**Task list**
A. In the passage on children and public service media, list the three fronts of the ideological arguments it mentions.
B. Write a continuation of the passage on children and public service media, starting after its last sentence.

**Passage provided**
Jeanette Steemers is one of the most experienced academics working in this field and it was partly her frustration at the repeated failure of policymakers to put the children's audience at the heart of any previous review into public service media that inspired the Children's Media Foundation to launch this campaign. In this article she sets out the argument for why this failure to consider the needs of children is ethically wrong and how government can begin to address these failures.
Policy, Production and Public Service in the UK – Taking Children Seriously
After the May publication of the damning Dyson inquiry report into the BBC’s handling of Martin Bashir’s Panorama interview with Diana, Princess of Wales in 1995, all sides are gearing up for the mid-term Review of the BBC’s Royal Charter in 2022. It promises to be a bruising encounter. Issues of governance, following a shift towards external regulation of the BBC by UK regulator, Ofcom in 2017, might seem tangential to how the BBC serves the UK’s children. However, taken as a whole, it all contributes to the slow and steady drip-feed of ideological arguments on three fronts around: the future of the BBC, the ethos of public service broadcasting generally, and how public service content should be funded. All three issues are relevant to children and young people, reflecting widely held assumptions about the BBC. As Home Secretary, Priti Patel stated in an interview on the BBC’s Andrew Marr Show on 23 May in response to the Bashir case, “This is the Netflix generation….How relevant is the BBC?”

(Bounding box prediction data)
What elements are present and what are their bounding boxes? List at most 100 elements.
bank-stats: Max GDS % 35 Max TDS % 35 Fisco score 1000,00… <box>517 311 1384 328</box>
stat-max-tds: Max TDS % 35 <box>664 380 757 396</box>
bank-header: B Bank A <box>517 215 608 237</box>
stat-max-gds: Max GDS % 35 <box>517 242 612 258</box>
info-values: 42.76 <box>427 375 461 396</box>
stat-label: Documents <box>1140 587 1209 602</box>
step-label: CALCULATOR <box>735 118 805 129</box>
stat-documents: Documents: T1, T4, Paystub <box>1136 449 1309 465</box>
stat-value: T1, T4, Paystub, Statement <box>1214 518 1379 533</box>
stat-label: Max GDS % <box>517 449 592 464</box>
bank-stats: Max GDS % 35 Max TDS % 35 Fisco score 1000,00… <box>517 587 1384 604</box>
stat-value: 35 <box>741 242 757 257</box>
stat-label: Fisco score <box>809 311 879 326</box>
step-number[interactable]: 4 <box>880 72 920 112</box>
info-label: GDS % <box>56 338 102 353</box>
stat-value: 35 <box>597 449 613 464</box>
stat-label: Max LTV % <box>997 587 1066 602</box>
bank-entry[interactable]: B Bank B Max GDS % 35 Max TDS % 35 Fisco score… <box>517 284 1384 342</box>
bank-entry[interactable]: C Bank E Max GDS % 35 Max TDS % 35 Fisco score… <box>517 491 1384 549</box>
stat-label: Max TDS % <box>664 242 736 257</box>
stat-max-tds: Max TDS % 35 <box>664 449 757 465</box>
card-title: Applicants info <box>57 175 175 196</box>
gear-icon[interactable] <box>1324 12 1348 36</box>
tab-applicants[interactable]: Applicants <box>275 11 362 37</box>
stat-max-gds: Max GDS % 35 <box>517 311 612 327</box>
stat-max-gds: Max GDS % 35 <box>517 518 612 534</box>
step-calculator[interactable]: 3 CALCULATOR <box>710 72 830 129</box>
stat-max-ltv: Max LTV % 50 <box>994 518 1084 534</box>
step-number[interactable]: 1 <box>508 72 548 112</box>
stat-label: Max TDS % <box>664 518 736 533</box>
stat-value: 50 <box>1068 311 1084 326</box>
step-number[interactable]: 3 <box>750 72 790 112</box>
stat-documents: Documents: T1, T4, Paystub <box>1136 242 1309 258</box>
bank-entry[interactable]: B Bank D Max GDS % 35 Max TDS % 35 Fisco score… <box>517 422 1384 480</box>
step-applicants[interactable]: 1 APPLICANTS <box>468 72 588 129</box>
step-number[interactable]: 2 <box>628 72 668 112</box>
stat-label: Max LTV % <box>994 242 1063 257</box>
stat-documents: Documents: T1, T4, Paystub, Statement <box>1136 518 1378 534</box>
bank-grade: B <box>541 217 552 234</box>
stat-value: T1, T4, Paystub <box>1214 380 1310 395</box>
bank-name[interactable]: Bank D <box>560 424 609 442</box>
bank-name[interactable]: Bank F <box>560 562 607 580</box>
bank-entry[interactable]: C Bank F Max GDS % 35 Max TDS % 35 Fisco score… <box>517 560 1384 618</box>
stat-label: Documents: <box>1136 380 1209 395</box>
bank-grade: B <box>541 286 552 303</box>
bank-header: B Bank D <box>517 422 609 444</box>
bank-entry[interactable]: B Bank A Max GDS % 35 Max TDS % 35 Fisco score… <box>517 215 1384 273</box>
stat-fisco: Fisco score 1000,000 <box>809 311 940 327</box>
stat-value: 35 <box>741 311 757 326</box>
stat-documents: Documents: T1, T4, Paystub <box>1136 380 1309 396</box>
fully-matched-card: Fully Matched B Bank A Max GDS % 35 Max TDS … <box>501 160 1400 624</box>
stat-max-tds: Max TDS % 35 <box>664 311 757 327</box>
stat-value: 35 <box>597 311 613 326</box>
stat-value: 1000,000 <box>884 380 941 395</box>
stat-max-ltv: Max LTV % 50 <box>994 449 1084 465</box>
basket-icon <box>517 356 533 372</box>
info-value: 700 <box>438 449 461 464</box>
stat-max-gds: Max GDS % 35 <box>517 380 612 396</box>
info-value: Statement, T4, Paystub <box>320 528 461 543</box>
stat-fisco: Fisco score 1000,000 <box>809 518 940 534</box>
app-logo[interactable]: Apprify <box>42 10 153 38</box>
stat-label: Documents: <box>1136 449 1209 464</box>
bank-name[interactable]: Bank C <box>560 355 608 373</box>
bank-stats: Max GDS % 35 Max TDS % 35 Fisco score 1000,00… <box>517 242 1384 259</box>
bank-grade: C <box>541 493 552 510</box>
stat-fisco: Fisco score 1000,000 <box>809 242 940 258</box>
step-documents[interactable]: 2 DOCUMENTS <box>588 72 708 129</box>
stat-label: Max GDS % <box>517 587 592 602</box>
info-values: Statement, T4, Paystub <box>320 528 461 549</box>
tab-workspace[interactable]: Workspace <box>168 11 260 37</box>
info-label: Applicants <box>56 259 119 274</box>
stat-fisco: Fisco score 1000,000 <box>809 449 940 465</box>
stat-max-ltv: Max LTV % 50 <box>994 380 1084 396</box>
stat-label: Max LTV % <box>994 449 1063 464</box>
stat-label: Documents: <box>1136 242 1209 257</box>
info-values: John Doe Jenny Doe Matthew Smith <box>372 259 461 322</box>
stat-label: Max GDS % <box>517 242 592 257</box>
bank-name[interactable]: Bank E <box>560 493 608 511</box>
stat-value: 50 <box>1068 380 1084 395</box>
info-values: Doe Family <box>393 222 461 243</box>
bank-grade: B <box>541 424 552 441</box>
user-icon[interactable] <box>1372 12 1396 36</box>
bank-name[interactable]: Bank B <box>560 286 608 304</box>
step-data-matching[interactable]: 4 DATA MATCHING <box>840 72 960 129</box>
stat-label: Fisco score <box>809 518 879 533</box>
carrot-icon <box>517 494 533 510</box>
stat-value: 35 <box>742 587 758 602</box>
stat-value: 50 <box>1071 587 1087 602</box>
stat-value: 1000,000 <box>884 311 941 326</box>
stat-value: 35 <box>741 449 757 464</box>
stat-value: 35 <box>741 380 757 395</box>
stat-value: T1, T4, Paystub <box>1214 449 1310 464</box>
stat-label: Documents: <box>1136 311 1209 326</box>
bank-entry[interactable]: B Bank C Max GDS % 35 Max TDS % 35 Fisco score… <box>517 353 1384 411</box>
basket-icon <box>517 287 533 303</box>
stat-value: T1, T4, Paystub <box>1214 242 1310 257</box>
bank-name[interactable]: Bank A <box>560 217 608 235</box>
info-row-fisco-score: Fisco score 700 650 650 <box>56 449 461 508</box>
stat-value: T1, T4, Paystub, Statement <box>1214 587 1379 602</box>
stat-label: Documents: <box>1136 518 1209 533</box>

**Response list**
A. The future of the BBC; the ethos of public service broadcasting generally; how public service content should be funded.

B.
The politicisation of debates around the BBC tend to push any consideration of children’s needs to the margins, minimising the Corporation’s contributions as a significant curator and funder of UK content for children and young people over many years. Within this febrile atmosphere, the Children’s Media Foundation’s campaign crucially goes to the crux of the issue, addressing Patel’s query directly when it asks whether public service media still matters for children. And unlike other policy consultations, it does put children at the centre of the debate. The CMF’s contribution is welcome because it offers a more comprehensive review of issues around content and children’s developing experiences, addressing recurring dilemmas about funding, but also pressing for a future vision that extends beyond constantly rehearsed, but stopgap arguments about broadcast provision by the BBC and commercial PSBs (ITV, C4, Five).
Who is framing the agenda?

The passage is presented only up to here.